— WORK TO COMPLETE —
From the entries below, gather every line containing the string "impressions".

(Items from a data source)
+--
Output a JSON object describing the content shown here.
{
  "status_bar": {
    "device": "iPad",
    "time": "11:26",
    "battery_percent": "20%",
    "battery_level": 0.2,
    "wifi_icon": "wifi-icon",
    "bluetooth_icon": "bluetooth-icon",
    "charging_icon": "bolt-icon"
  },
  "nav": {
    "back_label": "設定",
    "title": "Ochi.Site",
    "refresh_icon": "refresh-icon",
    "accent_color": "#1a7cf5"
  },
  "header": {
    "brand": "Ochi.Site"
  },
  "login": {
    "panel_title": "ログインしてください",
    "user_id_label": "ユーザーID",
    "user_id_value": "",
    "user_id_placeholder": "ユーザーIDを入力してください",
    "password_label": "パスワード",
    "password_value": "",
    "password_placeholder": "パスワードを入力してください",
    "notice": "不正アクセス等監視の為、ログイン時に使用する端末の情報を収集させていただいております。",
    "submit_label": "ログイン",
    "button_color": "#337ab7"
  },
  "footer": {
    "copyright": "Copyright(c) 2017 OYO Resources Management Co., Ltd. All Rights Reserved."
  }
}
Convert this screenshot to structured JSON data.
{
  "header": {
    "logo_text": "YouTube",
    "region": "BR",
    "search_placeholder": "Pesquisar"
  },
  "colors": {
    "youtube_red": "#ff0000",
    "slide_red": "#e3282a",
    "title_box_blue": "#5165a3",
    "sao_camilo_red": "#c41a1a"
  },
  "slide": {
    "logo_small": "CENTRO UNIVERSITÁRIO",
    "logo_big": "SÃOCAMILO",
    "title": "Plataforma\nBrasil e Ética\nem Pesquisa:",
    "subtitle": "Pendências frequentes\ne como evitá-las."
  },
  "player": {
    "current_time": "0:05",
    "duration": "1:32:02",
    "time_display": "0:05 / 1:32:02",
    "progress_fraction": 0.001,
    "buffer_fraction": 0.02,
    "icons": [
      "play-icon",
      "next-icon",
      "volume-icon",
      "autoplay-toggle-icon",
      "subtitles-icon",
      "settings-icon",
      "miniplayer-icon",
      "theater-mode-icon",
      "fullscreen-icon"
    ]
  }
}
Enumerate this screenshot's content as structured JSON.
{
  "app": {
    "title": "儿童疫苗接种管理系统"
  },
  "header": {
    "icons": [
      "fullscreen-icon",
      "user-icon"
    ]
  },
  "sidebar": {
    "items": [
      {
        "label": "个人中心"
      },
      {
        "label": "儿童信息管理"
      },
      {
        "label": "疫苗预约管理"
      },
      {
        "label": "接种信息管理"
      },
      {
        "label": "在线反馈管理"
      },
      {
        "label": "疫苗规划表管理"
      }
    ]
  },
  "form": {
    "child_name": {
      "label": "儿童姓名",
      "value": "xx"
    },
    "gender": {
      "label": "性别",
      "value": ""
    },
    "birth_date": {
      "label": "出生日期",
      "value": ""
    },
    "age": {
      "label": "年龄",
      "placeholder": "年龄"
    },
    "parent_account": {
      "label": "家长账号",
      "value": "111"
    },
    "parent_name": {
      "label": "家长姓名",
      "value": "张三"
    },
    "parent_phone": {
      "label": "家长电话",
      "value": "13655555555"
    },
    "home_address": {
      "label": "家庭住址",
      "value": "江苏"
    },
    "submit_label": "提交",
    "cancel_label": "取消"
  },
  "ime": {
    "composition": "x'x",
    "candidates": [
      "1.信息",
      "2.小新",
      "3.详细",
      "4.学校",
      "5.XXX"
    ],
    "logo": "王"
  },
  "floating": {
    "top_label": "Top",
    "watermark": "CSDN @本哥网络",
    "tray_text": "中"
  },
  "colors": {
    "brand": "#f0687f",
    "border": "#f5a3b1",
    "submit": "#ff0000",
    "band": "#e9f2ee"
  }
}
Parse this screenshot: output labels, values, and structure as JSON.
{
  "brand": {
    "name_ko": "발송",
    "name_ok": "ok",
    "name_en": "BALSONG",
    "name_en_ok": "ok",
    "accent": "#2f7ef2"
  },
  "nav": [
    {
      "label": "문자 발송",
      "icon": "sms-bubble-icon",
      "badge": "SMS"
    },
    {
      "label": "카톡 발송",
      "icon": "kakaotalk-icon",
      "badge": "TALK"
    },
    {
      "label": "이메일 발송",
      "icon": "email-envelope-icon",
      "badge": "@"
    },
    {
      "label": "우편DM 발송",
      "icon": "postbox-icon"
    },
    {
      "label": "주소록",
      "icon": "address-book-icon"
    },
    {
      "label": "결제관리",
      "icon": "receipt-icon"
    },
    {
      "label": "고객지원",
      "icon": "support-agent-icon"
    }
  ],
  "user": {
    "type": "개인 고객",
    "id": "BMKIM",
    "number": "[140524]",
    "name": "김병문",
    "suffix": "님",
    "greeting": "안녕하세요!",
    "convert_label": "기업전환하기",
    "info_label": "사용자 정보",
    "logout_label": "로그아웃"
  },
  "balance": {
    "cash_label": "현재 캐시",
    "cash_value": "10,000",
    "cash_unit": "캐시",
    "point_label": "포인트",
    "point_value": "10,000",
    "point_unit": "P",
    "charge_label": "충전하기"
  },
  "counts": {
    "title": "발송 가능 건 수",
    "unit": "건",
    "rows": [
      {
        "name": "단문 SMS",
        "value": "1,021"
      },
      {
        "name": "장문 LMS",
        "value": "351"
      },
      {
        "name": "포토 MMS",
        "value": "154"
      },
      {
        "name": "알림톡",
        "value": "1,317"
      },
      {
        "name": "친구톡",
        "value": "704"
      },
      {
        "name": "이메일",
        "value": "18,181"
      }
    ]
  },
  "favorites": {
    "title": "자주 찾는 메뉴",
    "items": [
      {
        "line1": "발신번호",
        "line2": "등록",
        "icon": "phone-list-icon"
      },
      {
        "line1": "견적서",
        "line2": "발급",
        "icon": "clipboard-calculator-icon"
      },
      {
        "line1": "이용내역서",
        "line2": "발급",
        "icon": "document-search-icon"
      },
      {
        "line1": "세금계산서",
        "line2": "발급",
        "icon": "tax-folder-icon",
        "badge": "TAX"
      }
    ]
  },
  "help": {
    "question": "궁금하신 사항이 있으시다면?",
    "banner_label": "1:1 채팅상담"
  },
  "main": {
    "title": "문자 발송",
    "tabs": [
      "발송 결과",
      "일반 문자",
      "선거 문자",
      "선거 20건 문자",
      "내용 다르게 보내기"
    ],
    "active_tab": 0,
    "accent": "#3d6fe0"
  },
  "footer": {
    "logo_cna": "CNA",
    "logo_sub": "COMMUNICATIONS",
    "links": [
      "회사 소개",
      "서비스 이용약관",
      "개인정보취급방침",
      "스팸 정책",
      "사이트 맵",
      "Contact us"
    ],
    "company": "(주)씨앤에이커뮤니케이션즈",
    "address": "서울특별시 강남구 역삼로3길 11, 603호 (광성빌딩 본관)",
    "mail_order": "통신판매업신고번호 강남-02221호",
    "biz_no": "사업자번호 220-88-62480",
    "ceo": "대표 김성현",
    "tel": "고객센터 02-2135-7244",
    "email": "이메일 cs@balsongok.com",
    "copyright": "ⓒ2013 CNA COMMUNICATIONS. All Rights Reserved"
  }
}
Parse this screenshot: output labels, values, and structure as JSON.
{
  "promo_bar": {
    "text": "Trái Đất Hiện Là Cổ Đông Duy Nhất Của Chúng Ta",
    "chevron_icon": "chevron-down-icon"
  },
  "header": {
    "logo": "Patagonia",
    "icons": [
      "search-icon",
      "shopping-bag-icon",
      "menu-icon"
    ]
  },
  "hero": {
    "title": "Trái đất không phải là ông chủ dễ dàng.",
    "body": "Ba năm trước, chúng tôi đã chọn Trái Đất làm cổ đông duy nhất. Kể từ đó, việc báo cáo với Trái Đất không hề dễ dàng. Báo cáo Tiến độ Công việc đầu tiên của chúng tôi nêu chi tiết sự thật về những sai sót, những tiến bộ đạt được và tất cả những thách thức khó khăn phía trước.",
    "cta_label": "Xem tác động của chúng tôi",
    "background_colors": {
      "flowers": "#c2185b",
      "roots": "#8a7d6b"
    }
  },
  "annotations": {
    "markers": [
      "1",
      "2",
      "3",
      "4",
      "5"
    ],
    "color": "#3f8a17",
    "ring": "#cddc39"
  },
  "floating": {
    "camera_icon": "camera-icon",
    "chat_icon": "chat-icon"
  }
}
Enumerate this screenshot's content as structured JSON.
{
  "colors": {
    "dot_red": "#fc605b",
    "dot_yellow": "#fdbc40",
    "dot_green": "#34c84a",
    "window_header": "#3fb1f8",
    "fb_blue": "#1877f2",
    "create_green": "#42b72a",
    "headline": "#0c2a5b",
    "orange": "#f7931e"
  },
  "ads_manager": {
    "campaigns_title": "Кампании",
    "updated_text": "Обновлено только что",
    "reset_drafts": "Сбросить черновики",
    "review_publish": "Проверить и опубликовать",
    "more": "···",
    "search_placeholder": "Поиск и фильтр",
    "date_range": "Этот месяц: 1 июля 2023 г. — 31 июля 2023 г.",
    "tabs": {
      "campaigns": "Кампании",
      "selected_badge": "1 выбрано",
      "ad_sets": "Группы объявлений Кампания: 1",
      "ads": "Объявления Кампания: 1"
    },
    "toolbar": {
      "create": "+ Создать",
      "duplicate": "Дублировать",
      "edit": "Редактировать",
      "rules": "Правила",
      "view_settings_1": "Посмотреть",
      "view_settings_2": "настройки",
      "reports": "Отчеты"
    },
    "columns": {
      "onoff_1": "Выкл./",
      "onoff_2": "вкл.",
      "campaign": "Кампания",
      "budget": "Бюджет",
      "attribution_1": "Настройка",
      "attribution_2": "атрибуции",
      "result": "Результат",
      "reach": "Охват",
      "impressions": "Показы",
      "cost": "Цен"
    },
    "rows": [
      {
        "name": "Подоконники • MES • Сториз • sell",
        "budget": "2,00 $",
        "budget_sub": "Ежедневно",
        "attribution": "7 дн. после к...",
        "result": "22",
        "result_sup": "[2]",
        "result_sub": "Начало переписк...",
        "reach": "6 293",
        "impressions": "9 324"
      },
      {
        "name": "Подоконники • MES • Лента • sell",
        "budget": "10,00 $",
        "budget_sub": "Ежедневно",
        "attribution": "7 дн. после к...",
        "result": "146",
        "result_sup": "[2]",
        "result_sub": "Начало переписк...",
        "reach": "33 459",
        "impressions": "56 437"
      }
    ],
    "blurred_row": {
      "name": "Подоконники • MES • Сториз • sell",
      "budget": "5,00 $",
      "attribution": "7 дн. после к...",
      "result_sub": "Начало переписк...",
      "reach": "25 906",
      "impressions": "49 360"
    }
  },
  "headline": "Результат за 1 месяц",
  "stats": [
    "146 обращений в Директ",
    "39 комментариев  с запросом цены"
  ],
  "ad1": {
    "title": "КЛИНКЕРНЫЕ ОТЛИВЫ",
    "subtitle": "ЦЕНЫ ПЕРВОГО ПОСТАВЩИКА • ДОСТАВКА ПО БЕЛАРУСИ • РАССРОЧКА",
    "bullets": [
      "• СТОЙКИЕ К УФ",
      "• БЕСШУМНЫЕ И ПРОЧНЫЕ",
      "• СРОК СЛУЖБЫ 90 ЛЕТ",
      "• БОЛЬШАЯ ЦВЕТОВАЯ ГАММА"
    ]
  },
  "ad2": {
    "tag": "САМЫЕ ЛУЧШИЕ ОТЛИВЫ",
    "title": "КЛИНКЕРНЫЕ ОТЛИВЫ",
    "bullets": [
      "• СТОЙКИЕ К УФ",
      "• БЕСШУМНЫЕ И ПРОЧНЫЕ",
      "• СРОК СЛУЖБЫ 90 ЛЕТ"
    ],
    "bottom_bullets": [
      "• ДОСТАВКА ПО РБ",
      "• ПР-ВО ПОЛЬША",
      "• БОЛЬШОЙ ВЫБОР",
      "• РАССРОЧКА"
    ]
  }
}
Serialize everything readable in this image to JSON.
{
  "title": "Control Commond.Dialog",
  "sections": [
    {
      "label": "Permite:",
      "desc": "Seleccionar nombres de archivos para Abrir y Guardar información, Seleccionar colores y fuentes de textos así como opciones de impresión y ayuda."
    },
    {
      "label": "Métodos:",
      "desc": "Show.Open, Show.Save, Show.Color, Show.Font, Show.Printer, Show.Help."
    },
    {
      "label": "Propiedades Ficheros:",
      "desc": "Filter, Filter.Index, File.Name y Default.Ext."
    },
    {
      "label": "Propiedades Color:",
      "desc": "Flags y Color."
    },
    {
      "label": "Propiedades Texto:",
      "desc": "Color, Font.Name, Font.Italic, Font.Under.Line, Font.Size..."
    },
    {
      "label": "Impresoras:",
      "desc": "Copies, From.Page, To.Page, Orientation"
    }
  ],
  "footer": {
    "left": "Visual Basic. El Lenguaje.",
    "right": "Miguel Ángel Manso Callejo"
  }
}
+--
— WRITTEN ANSWER —
      "impressions": "Показы",
        "impressions": "9 324"
        "impressions": "56 437"
      "impressions": "49 360"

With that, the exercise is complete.